[EXTRACTED DATA]:
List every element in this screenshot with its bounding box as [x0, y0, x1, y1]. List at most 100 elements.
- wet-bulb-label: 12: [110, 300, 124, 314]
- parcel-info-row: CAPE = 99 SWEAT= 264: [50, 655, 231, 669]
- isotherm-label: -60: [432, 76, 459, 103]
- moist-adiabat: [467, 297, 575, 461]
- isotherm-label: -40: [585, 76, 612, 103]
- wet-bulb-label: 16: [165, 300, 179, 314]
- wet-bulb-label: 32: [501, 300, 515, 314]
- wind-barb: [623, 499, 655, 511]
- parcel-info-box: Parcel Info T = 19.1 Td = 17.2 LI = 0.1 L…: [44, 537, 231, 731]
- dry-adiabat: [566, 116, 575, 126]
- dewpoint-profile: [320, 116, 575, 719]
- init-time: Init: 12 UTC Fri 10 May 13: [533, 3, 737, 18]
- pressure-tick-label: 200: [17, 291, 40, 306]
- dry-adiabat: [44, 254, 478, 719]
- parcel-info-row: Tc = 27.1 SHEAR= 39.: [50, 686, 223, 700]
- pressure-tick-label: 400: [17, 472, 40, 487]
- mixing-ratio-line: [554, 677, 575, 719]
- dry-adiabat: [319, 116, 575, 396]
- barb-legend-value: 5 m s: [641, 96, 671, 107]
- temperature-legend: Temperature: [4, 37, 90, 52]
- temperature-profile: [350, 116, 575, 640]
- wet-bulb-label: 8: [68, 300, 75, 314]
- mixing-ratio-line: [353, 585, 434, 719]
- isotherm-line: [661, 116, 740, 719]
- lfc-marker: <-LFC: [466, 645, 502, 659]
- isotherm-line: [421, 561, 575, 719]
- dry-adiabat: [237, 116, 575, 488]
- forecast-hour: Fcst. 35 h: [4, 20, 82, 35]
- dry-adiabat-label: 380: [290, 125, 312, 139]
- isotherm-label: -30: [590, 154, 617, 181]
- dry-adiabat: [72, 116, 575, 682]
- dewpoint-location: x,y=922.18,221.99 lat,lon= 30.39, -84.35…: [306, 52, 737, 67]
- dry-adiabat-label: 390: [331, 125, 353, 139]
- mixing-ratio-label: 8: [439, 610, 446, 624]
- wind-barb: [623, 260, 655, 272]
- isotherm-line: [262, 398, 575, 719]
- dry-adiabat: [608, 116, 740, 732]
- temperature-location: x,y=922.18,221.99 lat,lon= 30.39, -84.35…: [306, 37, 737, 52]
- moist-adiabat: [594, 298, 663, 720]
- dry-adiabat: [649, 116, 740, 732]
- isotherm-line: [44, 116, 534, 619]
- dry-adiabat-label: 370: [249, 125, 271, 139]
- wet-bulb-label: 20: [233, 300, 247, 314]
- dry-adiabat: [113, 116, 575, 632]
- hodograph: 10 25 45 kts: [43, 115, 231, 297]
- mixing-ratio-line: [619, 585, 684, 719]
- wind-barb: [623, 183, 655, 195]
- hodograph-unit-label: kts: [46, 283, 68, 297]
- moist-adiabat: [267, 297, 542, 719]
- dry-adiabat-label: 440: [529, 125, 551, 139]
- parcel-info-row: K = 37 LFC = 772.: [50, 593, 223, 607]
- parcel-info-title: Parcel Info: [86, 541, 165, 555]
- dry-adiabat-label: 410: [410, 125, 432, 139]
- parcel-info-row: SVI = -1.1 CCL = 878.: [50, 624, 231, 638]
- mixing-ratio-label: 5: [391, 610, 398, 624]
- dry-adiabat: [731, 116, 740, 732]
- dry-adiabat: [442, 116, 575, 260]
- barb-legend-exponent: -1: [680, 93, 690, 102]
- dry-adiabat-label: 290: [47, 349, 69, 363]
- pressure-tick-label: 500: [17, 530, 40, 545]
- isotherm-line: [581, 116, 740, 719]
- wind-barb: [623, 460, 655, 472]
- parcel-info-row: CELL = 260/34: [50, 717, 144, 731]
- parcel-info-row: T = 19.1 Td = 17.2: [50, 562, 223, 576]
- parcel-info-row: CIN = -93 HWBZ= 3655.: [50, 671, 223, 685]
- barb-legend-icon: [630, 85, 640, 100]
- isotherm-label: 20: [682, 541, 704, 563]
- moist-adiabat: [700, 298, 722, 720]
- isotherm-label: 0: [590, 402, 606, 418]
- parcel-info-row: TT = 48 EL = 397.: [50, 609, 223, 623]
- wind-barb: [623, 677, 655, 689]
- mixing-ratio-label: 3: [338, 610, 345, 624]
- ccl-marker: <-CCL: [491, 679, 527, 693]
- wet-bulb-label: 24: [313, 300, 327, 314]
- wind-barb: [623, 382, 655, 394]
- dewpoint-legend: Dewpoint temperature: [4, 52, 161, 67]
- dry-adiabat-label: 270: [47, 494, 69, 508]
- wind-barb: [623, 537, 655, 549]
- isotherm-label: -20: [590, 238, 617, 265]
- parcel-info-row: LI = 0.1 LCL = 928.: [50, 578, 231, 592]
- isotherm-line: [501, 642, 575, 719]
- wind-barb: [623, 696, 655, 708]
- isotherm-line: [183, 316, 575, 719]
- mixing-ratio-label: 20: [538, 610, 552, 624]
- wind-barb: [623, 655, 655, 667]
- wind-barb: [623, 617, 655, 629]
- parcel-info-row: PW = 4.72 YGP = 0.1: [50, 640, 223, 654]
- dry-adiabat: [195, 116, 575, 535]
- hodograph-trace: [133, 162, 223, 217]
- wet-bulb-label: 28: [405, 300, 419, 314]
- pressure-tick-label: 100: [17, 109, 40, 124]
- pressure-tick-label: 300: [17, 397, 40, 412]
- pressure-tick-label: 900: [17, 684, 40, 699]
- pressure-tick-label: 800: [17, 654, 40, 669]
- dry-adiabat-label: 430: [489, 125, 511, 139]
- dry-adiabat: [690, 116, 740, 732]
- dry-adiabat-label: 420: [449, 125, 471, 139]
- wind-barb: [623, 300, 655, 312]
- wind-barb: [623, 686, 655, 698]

[YOUR INSTRUCTIONS]:
Replace each occurrence of "wind-barb" in the data above with "wind-arrow", and reproduce all of the lines with nothing else altered.

[FULL SOLUTION]:
List every element in this screenshot with its bounding box as [x0, y0, x1, y1]. List at most 100 elements.
- wet-bulb-label: 12: [110, 300, 124, 314]
- parcel-info-row: CAPE = 99 SWEAT= 264: [50, 655, 231, 669]
- isotherm-label: -60: [432, 76, 459, 103]
- moist-adiabat: [467, 297, 575, 461]
- isotherm-label: -40: [585, 76, 612, 103]
- wet-bulb-label: 16: [165, 300, 179, 314]
- wet-bulb-label: 32: [501, 300, 515, 314]
- wind-arrow: [623, 499, 655, 511]
- parcel-info-box: Parcel Info T = 19.1 Td = 17.2 LI = 0.1 L…: [44, 537, 231, 731]
- dry-adiabat: [566, 116, 575, 126]
- dewpoint-profile: [320, 116, 575, 719]
- init-time: Init: 12 UTC Fri 10 May 13: [533, 3, 737, 18]
- pressure-tick-label: 200: [17, 291, 40, 306]
- dry-adiabat: [44, 254, 478, 719]
- parcel-info-row: Tc = 27.1 SHEAR= 39.: [50, 686, 223, 700]
- pressure-tick-label: 400: [17, 472, 40, 487]
- mixing-ratio-line: [554, 677, 575, 719]
- dry-adiabat: [319, 116, 575, 396]
- barb-legend-value: 5 m s: [641, 96, 671, 107]
- temperature-legend: Temperature: [4, 37, 90, 52]
- temperature-profile: [350, 116, 575, 640]
- wet-bulb-label: 8: [68, 300, 75, 314]
- mixing-ratio-line: [353, 585, 434, 719]
- isotherm-line: [661, 116, 740, 719]
- lfc-marker: <-LFC: [466, 645, 502, 659]
- isotherm-line: [421, 561, 575, 719]
- dry-adiabat: [237, 116, 575, 488]
- forecast-hour: Fcst. 35 h: [4, 20, 82, 35]
- dry-adiabat-label: 380: [290, 125, 312, 139]
- isotherm-label: -30: [590, 154, 617, 181]
- dry-adiabat: [72, 116, 575, 682]
- dewpoint-location: x,y=922.18,221.99 lat,lon= 30.39, -84.35…: [306, 52, 737, 67]
- dry-adiabat-label: 390: [331, 125, 353, 139]
- mixing-ratio-label: 8: [439, 610, 446, 624]
- wind-arrow: [623, 260, 655, 272]
- isotherm-line: [262, 398, 575, 719]
- dry-adiabat: [608, 116, 740, 732]
- temperature-location: x,y=922.18,221.99 lat,lon= 30.39, -84.35…: [306, 37, 737, 52]
- moist-adiabat: [594, 298, 663, 720]
- dry-adiabat: [649, 116, 740, 732]
- isotherm-line: [44, 116, 534, 619]
- dry-adiabat-label: 370: [249, 125, 271, 139]
- wet-bulb-label: 20: [233, 300, 247, 314]
- dry-adiabat: [113, 116, 575, 632]
- hodograph: 10 25 45 kts: [43, 115, 231, 297]
- mixing-ratio-line: [619, 585, 684, 719]
- wind-arrow: [623, 183, 655, 195]
- hodograph-unit-label: kts: [46, 283, 68, 297]
- moist-adiabat: [267, 297, 542, 719]
- dry-adiabat-label: 440: [529, 125, 551, 139]
- parcel-info-row: K = 37 LFC = 772.: [50, 593, 223, 607]
- parcel-info-title: Parcel Info: [86, 541, 165, 555]
- dry-adiabat-label: 410: [410, 125, 432, 139]
- parcel-info-row: SVI = -1.1 CCL = 878.: [50, 624, 231, 638]
- mixing-ratio-label: 5: [391, 610, 398, 624]
- dry-adiabat: [731, 116, 740, 732]
- dry-adiabat: [442, 116, 575, 260]
- barb-legend-exponent: -1: [680, 93, 690, 102]
- dry-adiabat-label: 290: [47, 349, 69, 363]
- pressure-tick-label: 500: [17, 530, 40, 545]
- isotherm-line: [581, 116, 740, 719]
- wind-arrow: [623, 460, 655, 472]
- parcel-info-row: CELL = 260/34: [50, 717, 144, 731]
- parcel-info-row: T = 19.1 Td = 17.2: [50, 562, 223, 576]
- parcel-info-row: CIN = -93 HWBZ= 3655.: [50, 671, 223, 685]
- barb-legend-icon: [630, 85, 640, 100]
- isotherm-label: 20: [682, 541, 704, 563]
- moist-adiabat: [700, 298, 722, 720]
- isotherm-label: 0: [590, 402, 606, 418]
- parcel-info-row: TT = 48 EL = 397.: [50, 609, 223, 623]
- wind-arrow: [623, 677, 655, 689]
- mixing-ratio-label: 3: [338, 610, 345, 624]
- ccl-marker: <-CCL: [491, 679, 527, 693]
- wet-bulb-label: 24: [313, 300, 327, 314]
- wind-arrow: [623, 382, 655, 394]
- dewpoint-legend: Dewpoint temperature: [4, 52, 161, 67]
- dry-adiabat-label: 270: [47, 494, 69, 508]
- wind-arrow: [623, 537, 655, 549]
- isotherm-label: -20: [590, 238, 617, 265]
- parcel-info-row: LI = 0.1 LCL = 928.: [50, 578, 231, 592]
- isotherm-line: [501, 642, 575, 719]
- wind-arrow: [623, 696, 655, 708]
- isotherm-line: [183, 316, 575, 719]
- mixing-ratio-label: 20: [538, 610, 552, 624]
- wind-arrow: [623, 655, 655, 667]
- wind-arrow: [623, 617, 655, 629]
- parcel-info-row: PW = 4.72 YGP = 0.1: [50, 640, 223, 654]
- dry-adiabat: [195, 116, 575, 535]
- hodograph-trace: [133, 162, 223, 217]
- wet-bulb-label: 28: [405, 300, 419, 314]
- pressure-tick-label: 100: [17, 109, 40, 124]
- pressure-tick-label: 300: [17, 397, 40, 412]
- pressure-tick-label: 900: [17, 684, 40, 699]
- pressure-tick-label: 800: [17, 654, 40, 669]
- dry-adiabat-label: 430: [489, 125, 511, 139]
- dry-adiabat: [690, 116, 740, 732]
- dry-adiabat-label: 420: [449, 125, 471, 139]
- wind-arrow: [623, 300, 655, 312]
- wind-arrow: [623, 686, 655, 698]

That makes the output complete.